*TASK INPUTS:*
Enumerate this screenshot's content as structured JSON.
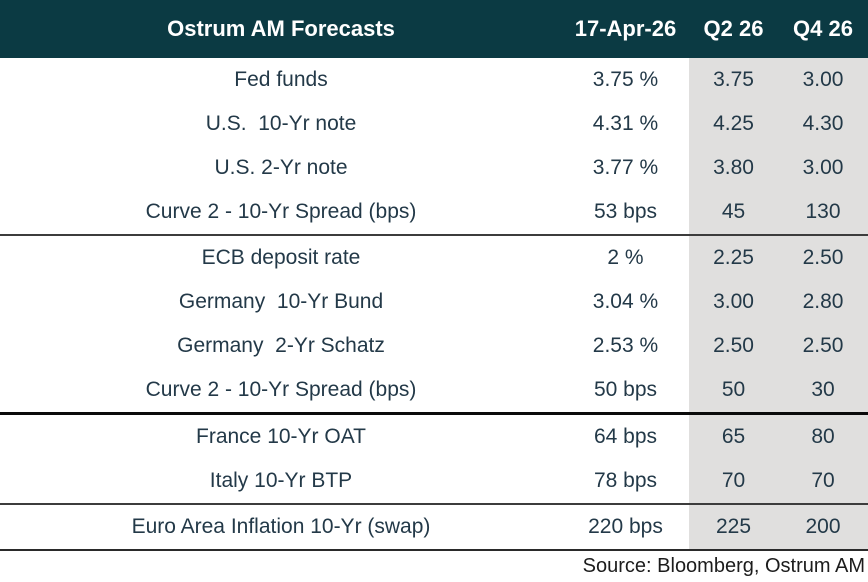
{
  "table": {
    "headers": [
      "Ostrum AM Forecasts",
      "17-Apr-26",
      "Q2 26",
      "Q4 26"
    ],
    "rows": [
      {
        "label": "Fed funds",
        "current": "3.75 %",
        "q2_26": "3.75",
        "q4_26": "3.00",
        "separator_after": ""
      },
      {
        "label": "U.S.  10-Yr note",
        "current": "4.31 %",
        "q2_26": "4.25",
        "q4_26": "4.30",
        "separator_after": ""
      },
      {
        "label": "U.S. 2-Yr note",
        "current": "3.77 %",
        "q2_26": "3.80",
        "q4_26": "3.00",
        "separator_after": ""
      },
      {
        "label": "Curve 2 - 10-Yr Spread (bps)",
        "current": "53 bps",
        "q2_26": "45",
        "q4_26": "130",
        "separator_after": "medium"
      },
      {
        "label": "ECB deposit rate",
        "current": "2 %",
        "q2_26": "2.25",
        "q4_26": "2.50",
        "separator_after": ""
      },
      {
        "label": "Germany  10-Yr Bund",
        "current": "3.04 %",
        "q2_26": "3.00",
        "q4_26": "2.80",
        "separator_after": ""
      },
      {
        "label": "Germany  2-Yr Schatz",
        "current": "2.53 %",
        "q2_26": "2.50",
        "q4_26": "2.50",
        "separator_after": ""
      },
      {
        "label": "Curve 2 - 10-Yr Spread (bps)",
        "current": "50 bps",
        "q2_26": "50",
        "q4_26": "30",
        "separator_after": "thick"
      },
      {
        "label": "France 10-Yr OAT",
        "current": "64 bps",
        "q2_26": "65",
        "q4_26": "80",
        "separator_after": ""
      },
      {
        "label": "Italy 10-Yr BTP",
        "current": "78 bps",
        "q2_26": "70",
        "q4_26": "70",
        "separator_after": "medium"
      },
      {
        "label": "Euro Area Inflation 10-Yr (swap)",
        "current": "220 bps",
        "q2_26": "225",
        "q4_26": "200",
        "separator_after": "bottom"
      }
    ]
  },
  "source_note": "Source: Bloomberg, Ostrum AM",
  "colors": {
    "header_bg": "#0b3a43",
    "header_text": "#ffffff",
    "body_text": "#233948",
    "forecast_band_bg": "#e0dfde",
    "separator_dark": "#0a0a0a",
    "separator_medium": "#3c3c3c",
    "source_text": "#1c1c1c"
  },
  "chart_data": {
    "type": "table",
    "title": "Ostrum AM Forecasts",
    "columns": [
      "Ostrum AM Forecasts",
      "17-Apr-26",
      "Q2 26",
      "Q4 26"
    ],
    "rows": [
      [
        "Fed funds",
        "3.75 %",
        "3.75",
        "3.00"
      ],
      [
        "U.S. 10-Yr note",
        "4.31 %",
        "4.25",
        "4.30"
      ],
      [
        "U.S. 2-Yr note",
        "3.77 %",
        "3.80",
        "3.00"
      ],
      [
        "Curve 2 - 10-Yr Spread (bps)",
        "53 bps",
        "45",
        "130"
      ],
      [
        "ECB deposit rate",
        "2 %",
        "2.25",
        "2.50"
      ],
      [
        "Germany 10-Yr Bund",
        "3.04 %",
        "3.00",
        "2.80"
      ],
      [
        "Germany 2-Yr Schatz",
        "2.53 %",
        "2.50",
        "2.50"
      ],
      [
        "Curve 2 - 10-Yr Spread (bps)",
        "50 bps",
        "50",
        "30"
      ],
      [
        "France 10-Yr OAT",
        "64 bps",
        "65",
        "80"
      ],
      [
        "Italy 10-Yr BTP",
        "78 bps",
        "70",
        "70"
      ],
      [
        "Euro Area Inflation 10-Yr (swap)",
        "220 bps",
        "225",
        "200"
      ]
    ],
    "section_breaks_after_row_index": [
      3,
      7,
      9
    ],
    "source": "Source: Bloomberg, Ostrum AM"
  }
}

*WHAT YOU HAVE TO DO:*
All the material shown above is to be copied exactly, with no pictures carried over.

*RESPONSE TO THE EXERCISE:*
Enumerate this screenshot's content as structured JSON.
{
  "table": {
    "headers": [
      "Ostrum AM Forecasts",
      "17-Apr-26",
      "Q2 26",
      "Q4 26"
    ],
    "rows": [
      {
        "label": "Fed funds",
        "current": "3.75 %",
        "q2_26": "3.75",
        "q4_26": "3.00",
        "separator_after": ""
      },
      {
        "label": "U.S.  10-Yr note",
        "current": "4.31 %",
        "q2_26": "4.25",
        "q4_26": "4.30",
        "separator_after": ""
      },
      {
        "label": "U.S. 2-Yr note",
        "current": "3.77 %",
        "q2_26": "3.80",
        "q4_26": "3.00",
        "separator_after": ""
      },
      {
        "label": "Curve 2 - 10-Yr Spread (bps)",
        "current": "53 bps",
        "q2_26": "45",
        "q4_26": "130",
        "separator_after": "medium"
      },
      {
        "label": "ECB deposit rate",
        "current": "2 %",
        "q2_26": "2.25",
        "q4_26": "2.50",
        "separator_after": ""
      },
      {
        "label": "Germany  10-Yr Bund",
        "current": "3.04 %",
        "q2_26": "3.00",
        "q4_26": "2.80",
        "separator_after": ""
      },
      {
        "label": "Germany  2-Yr Schatz",
        "current": "2.53 %",
        "q2_26": "2.50",
        "q4_26": "2.50",
        "separator_after": ""
      },
      {
        "label": "Curve 2 - 10-Yr Spread (bps)",
        "current": "50 bps",
        "q2_26": "50",
        "q4_26": "30",
        "separator_after": "thick"
      },
      {
        "label": "France 10-Yr OAT",
        "current": "64 bps",
        "q2_26": "65",
        "q4_26": "80",
        "separator_after": ""
      },
      {
        "label": "Italy 10-Yr BTP",
        "current": "78 bps",
        "q2_26": "70",
        "q4_26": "70",
        "separator_after": "medium"
      },
      {
        "label": "Euro Area Inflation 10-Yr (swap)",
        "current": "220 bps",
        "q2_26": "225",
        "q4_26": "200",
        "separator_after": "bottom"
      }
    ]
  },
  "source_note": "Source: Bloomberg, Ostrum AM",
  "colors": {
    "header_bg": "#0b3a43",
    "header_text": "#ffffff",
    "body_text": "#233948",
    "forecast_band_bg": "#e0dfde",
    "separator_dark": "#0a0a0a",
    "separator_medium": "#3c3c3c",
    "source_text": "#1c1c1c"
  },
  "chart_data": {
    "type": "table",
    "title": "Ostrum AM Forecasts",
    "columns": [
      "Ostrum AM Forecasts",
      "17-Apr-26",
      "Q2 26",
      "Q4 26"
    ],
    "rows": [
      [
        "Fed funds",
        "3.75 %",
        "3.75",
        "3.00"
      ],
      [
        "U.S. 10-Yr note",
        "4.31 %",
        "4.25",
        "4.30"
      ],
      [
        "U.S. 2-Yr note",
        "3.77 %",
        "3.80",
        "3.00"
      ],
      [
        "Curve 2 - 10-Yr Spread (bps)",
        "53 bps",
        "45",
        "130"
      ],
      [
        "ECB deposit rate",
        "2 %",
        "2.25",
        "2.50"
      ],
      [
        "Germany 10-Yr Bund",
        "3.04 %",
        "3.00",
        "2.80"
      ],
      [
        "Germany 2-Yr Schatz",
        "2.53 %",
        "2.50",
        "2.50"
      ],
      [
        "Curve 2 - 10-Yr Spread (bps)",
        "50 bps",
        "50",
        "30"
      ],
      [
        "France 10-Yr OAT",
        "64 bps",
        "65",
        "80"
      ],
      [
        "Italy 10-Yr BTP",
        "78 bps",
        "70",
        "70"
      ],
      [
        "Euro Area Inflation 10-Yr (swap)",
        "220 bps",
        "225",
        "200"
      ]
    ],
    "section_breaks_after_row_index": [
      3,
      7,
      9
    ],
    "source": "Source: Bloomberg, Ostrum AM"
  }
}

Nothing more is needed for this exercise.